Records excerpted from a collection
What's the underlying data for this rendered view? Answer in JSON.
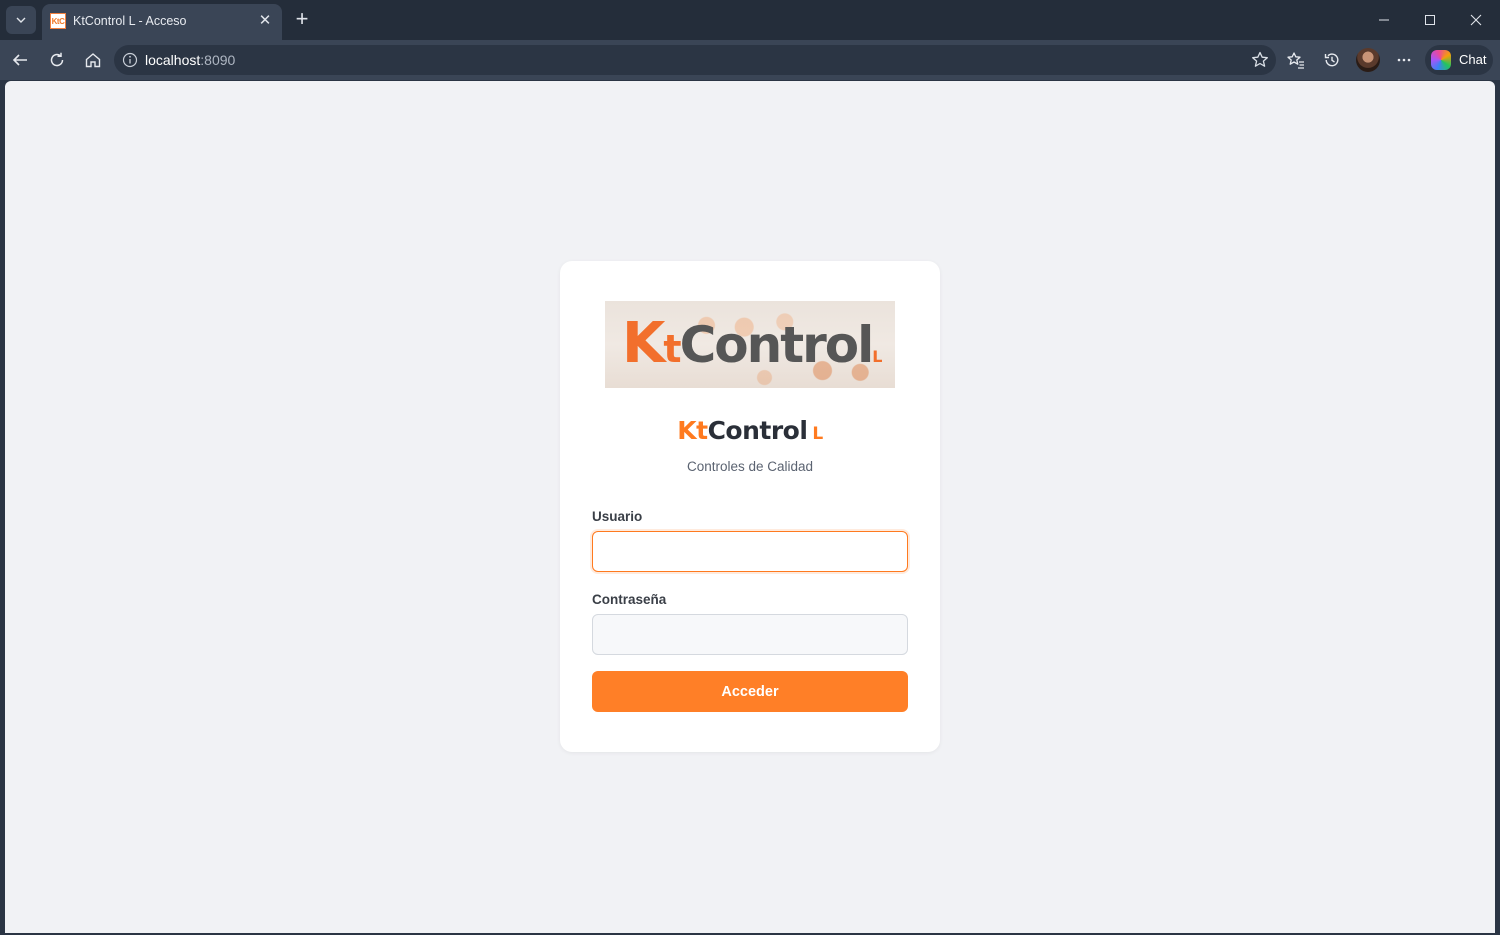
{
  "browser": {
    "tab": {
      "favicon_text": "KtC",
      "title": "KtControl L - Acceso"
    },
    "address": {
      "host": "localhost",
      "port": ":8090"
    },
    "chat_label": "Chat"
  },
  "login": {
    "banner": {
      "k": "K",
      "t": "t",
      "control": "Control",
      "l": "L"
    },
    "brand": {
      "kt": "Kt",
      "control": "Control",
      "suffix": "L"
    },
    "subtitle": "Controles de Calidad",
    "username_label": "Usuario",
    "username_value": "",
    "password_label": "Contraseña",
    "password_value": "",
    "submit_label": "Acceder"
  },
  "colors": {
    "accent": "#ff7f27",
    "logo_orange": "#f26f2c",
    "logo_gray": "#565656",
    "page_bg": "#f1f2f5",
    "browser_chrome": "#3a4556"
  }
}
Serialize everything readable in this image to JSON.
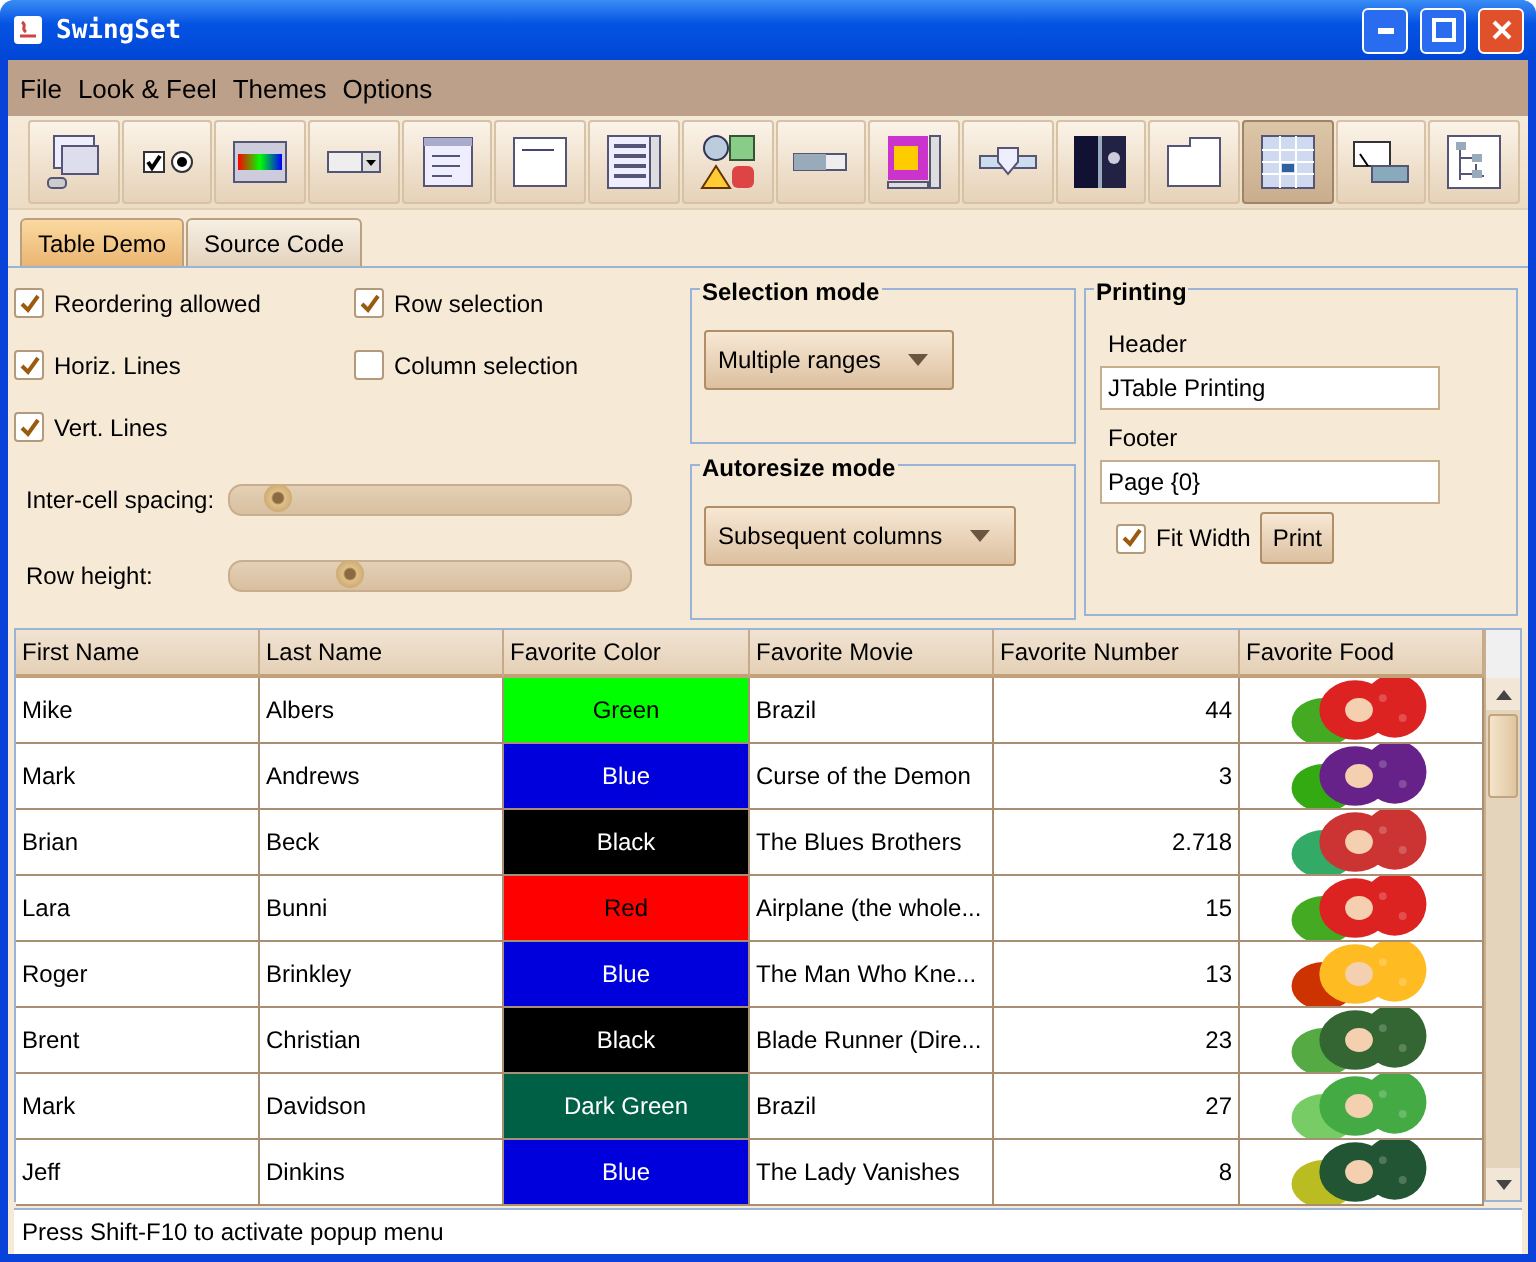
{
  "window": {
    "title": "SwingSet"
  },
  "menu": [
    "File",
    "Look & Feel",
    "Themes",
    "Options"
  ],
  "toolbar": [
    {
      "selected": false
    },
    {
      "selected": false
    },
    {
      "selected": false
    },
    {
      "selected": false
    },
    {
      "selected": false
    },
    {
      "selected": false
    },
    {
      "selected": false
    },
    {
      "selected": false
    },
    {
      "selected": false
    },
    {
      "selected": false
    },
    {
      "selected": false
    },
    {
      "selected": false
    },
    {
      "selected": false
    },
    {
      "selected": true
    },
    {
      "selected": false
    },
    {
      "selected": false
    }
  ],
  "tabs": [
    {
      "label": "Table Demo",
      "selected": true
    },
    {
      "label": "Source Code",
      "selected": false
    }
  ],
  "options": [
    {
      "label": "Reordering allowed",
      "checked": true
    },
    {
      "label": "Row selection",
      "checked": true
    },
    {
      "label": "Horiz. Lines",
      "checked": true
    },
    {
      "label": "Column selection",
      "checked": false
    },
    {
      "label": "Vert. Lines",
      "checked": true
    }
  ],
  "sliders": [
    {
      "label": "Inter-cell spacing:",
      "level": 0.12
    },
    {
      "label": "Row height:",
      "level": 0.3
    }
  ],
  "selection_mode": {
    "title": "Selection mode",
    "value": "Multiple ranges"
  },
  "autoresize_mode": {
    "title": "Autoresize mode",
    "value": "Subsequent columns"
  },
  "printing": {
    "title": "Printing",
    "header_label": "Header",
    "header_value": "JTable Printing",
    "footer_label": "Footer",
    "footer_value": "Page {0}",
    "fit_width": {
      "label": "Fit Width",
      "checked": true
    },
    "print_button": "Print"
  },
  "table": {
    "columns": [
      "First Name",
      "Last Name",
      "Favorite Color",
      "Favorite Movie",
      "Favorite Number",
      "Favorite Food"
    ],
    "rows": [
      {
        "first": "Mike",
        "last": "Albers",
        "color_name": "Green",
        "color": "#00ff00",
        "movie": "Brazil",
        "number": "44"
      },
      {
        "first": "Mark",
        "last": "Andrews",
        "color_name": "Blue",
        "color": "#0000dd",
        "movie": "Curse of the Demon",
        "number": "3"
      },
      {
        "first": "Brian",
        "last": "Beck",
        "color_name": "Black",
        "color": "#000000",
        "movie": "The Blues Brothers",
        "number": "2.718"
      },
      {
        "first": "Lara",
        "last": "Bunni",
        "color_name": "Red",
        "color": "#ff0000",
        "movie": "Airplane (the whole...",
        "number": "15"
      },
      {
        "first": "Roger",
        "last": "Brinkley",
        "color_name": "Blue",
        "color": "#0000dd",
        "movie": "The Man Who Kne...",
        "number": "13"
      },
      {
        "first": "Brent",
        "last": "Christian",
        "color_name": "Black",
        "color": "#000000",
        "movie": "Blade Runner (Dire...",
        "number": "23"
      },
      {
        "first": "Mark",
        "last": "Davidson",
        "color_name": "Dark Green",
        "color": "#006046",
        "movie": "Brazil",
        "number": "27"
      },
      {
        "first": "Jeff",
        "last": "Dinkins",
        "color_name": "Blue",
        "color": "#0000dd",
        "movie": "The Lady Vanishes",
        "number": "8"
      }
    ]
  },
  "status_bar": "Press Shift-F10 to activate popup menu"
}
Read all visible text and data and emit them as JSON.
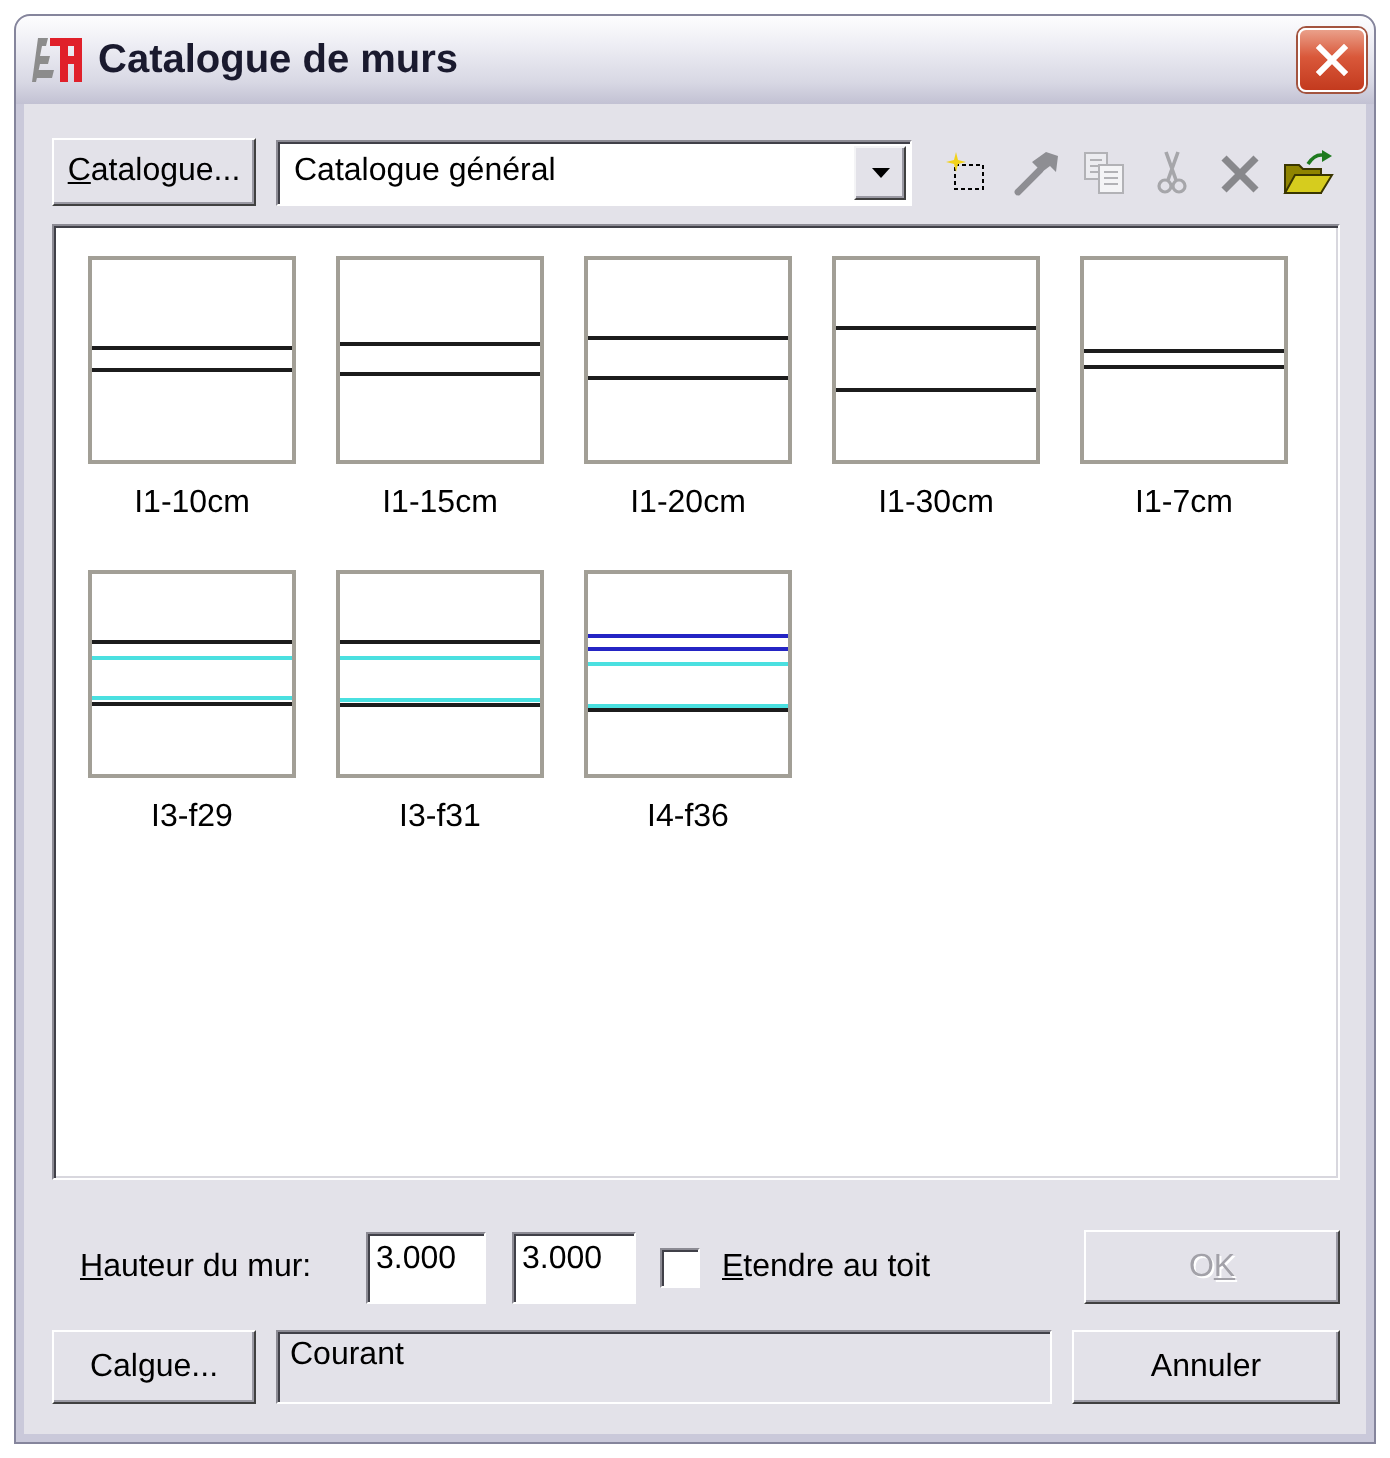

#### [Written task]
Strip the images and reproduce the remaining records precisely.

#### [Finished exercise]
What's the underlying data for this rendered view? Answer in JSON.
{
  "browser": {
    "tab": {
      "favicon_text": "KtC",
      "title": "KtControl L - Acceso"
    },
    "address": {
      "host": "localhost",
      "port": ":8090"
    },
    "chat_label": "Chat"
  },
  "login": {
    "banner": {
      "k": "K",
      "t": "t",
      "control": "Control",
      "l": "L"
    },
    "brand": {
      "kt": "Kt",
      "control": "Control",
      "suffix": "L"
    },
    "subtitle": "Controles de Calidad",
    "username_label": "Usuario",
    "username_value": "",
    "password_label": "Contraseña",
    "password_value": "",
    "submit_label": "Acceder"
  },
  "colors": {
    "accent": "#ff7f27",
    "logo_orange": "#f26f2c",
    "logo_gray": "#565656",
    "page_bg": "#f1f2f5",
    "browser_chrome": "#3a4556"
  }
}
Serialize everything readable in this image to JSON.
{
  "window": {
    "title": "SwingSet"
  },
  "menu": [
    "File",
    "Look & Feel",
    "Themes",
    "Options"
  ],
  "toolbar": [
    {
      "selected": false
    },
    {
      "selected": false
    },
    {
      "selected": false
    },
    {
      "selected": false
    },
    {
      "selected": false
    },
    {
      "selected": false
    },
    {
      "selected": false
    },
    {
      "selected": false
    },
    {
      "selected": false
    },
    {
      "selected": false
    },
    {
      "selected": false
    },
    {
      "selected": false
    },
    {
      "selected": false
    },
    {
      "selected": true
    },
    {
      "selected": false
    },
    {
      "selected": false
    }
  ],
  "tabs": [
    {
      "label": "Table Demo",
      "selected": true
    },
    {
      "label": "Source Code",
      "selected": false
    }
  ],
  "options": [
    {
      "label": "Reordering allowed",
      "checked": true
    },
    {
      "label": "Row selection",
      "checked": true
    },
    {
      "label": "Horiz. Lines",
      "checked": true
    },
    {
      "label": "Column selection",
      "checked": false
    },
    {
      "label": "Vert. Lines",
      "checked": true
    }
  ],
  "sliders": [
    {
      "label": "Inter-cell spacing:",
      "level": 0.12
    },
    {
      "label": "Row height:",
      "level": 0.3
    }
  ],
  "selection_mode": {
    "title": "Selection mode",
    "value": "Multiple ranges"
  },
  "autoresize_mode": {
    "title": "Autoresize mode",
    "value": "Subsequent columns"
  },
  "printing": {
    "title": "Printing",
    "header_label": "Header",
    "header_value": "JTable Printing",
    "footer_label": "Footer",
    "footer_value": "Page {0}",
    "fit_width": {
      "label": "Fit Width",
      "checked": true
    },
    "print_button": "Print"
  },
  "table": {
    "columns": [
      "First Name",
      "Last Name",
      "Favorite Color",
      "Favorite Movie",
      "Favorite Number",
      "Favorite Food"
    ],
    "rows": [
      {
        "first": "Mike",
        "last": "Albers",
        "color_name": "Green",
        "color": "#00ff00",
        "movie": "Brazil",
        "number": "44"
      },
      {
        "first": "Mark",
        "last": "Andrews",
        "color_name": "Blue",
        "color": "#0000dd",
        "movie": "Curse of the Demon",
        "number": "3"
      },
      {
        "first": "Brian",
        "last": "Beck",
        "color_name": "Black",
        "color": "#000000",
        "movie": "The Blues Brothers",
        "number": "2.718"
      },
      {
        "first": "Lara",
        "last": "Bunni",
        "color_name": "Red",
        "color": "#ff0000",
        "movie": "Airplane (the whole...",
        "number": "15"
      },
      {
        "first": "Roger",
        "last": "Brinkley",
        "color_name": "Blue",
        "color": "#0000dd",
        "movie": "The Man Who Kne...",
        "number": "13"
      },
      {
        "first": "Brent",
        "last": "Christian",
        "color_name": "Black",
        "color": "#000000",
        "movie": "Blade Runner (Dire...",
        "number": "23"
      },
      {
        "first": "Mark",
        "last": "Davidson",
        "color_name": "Dark Green",
        "color": "#006046",
        "movie": "Brazil",
        "number": "27"
      },
      {
        "first": "Jeff",
        "last": "Dinkins",
        "color_name": "Blue",
        "color": "#0000dd",
        "movie": "The Lady Vanishes",
        "number": "8"
      }
    ]
  },
  "status_bar": "Press Shift-F10 to activate popup menu"
}
Read all visible text and data and emit them as JSON.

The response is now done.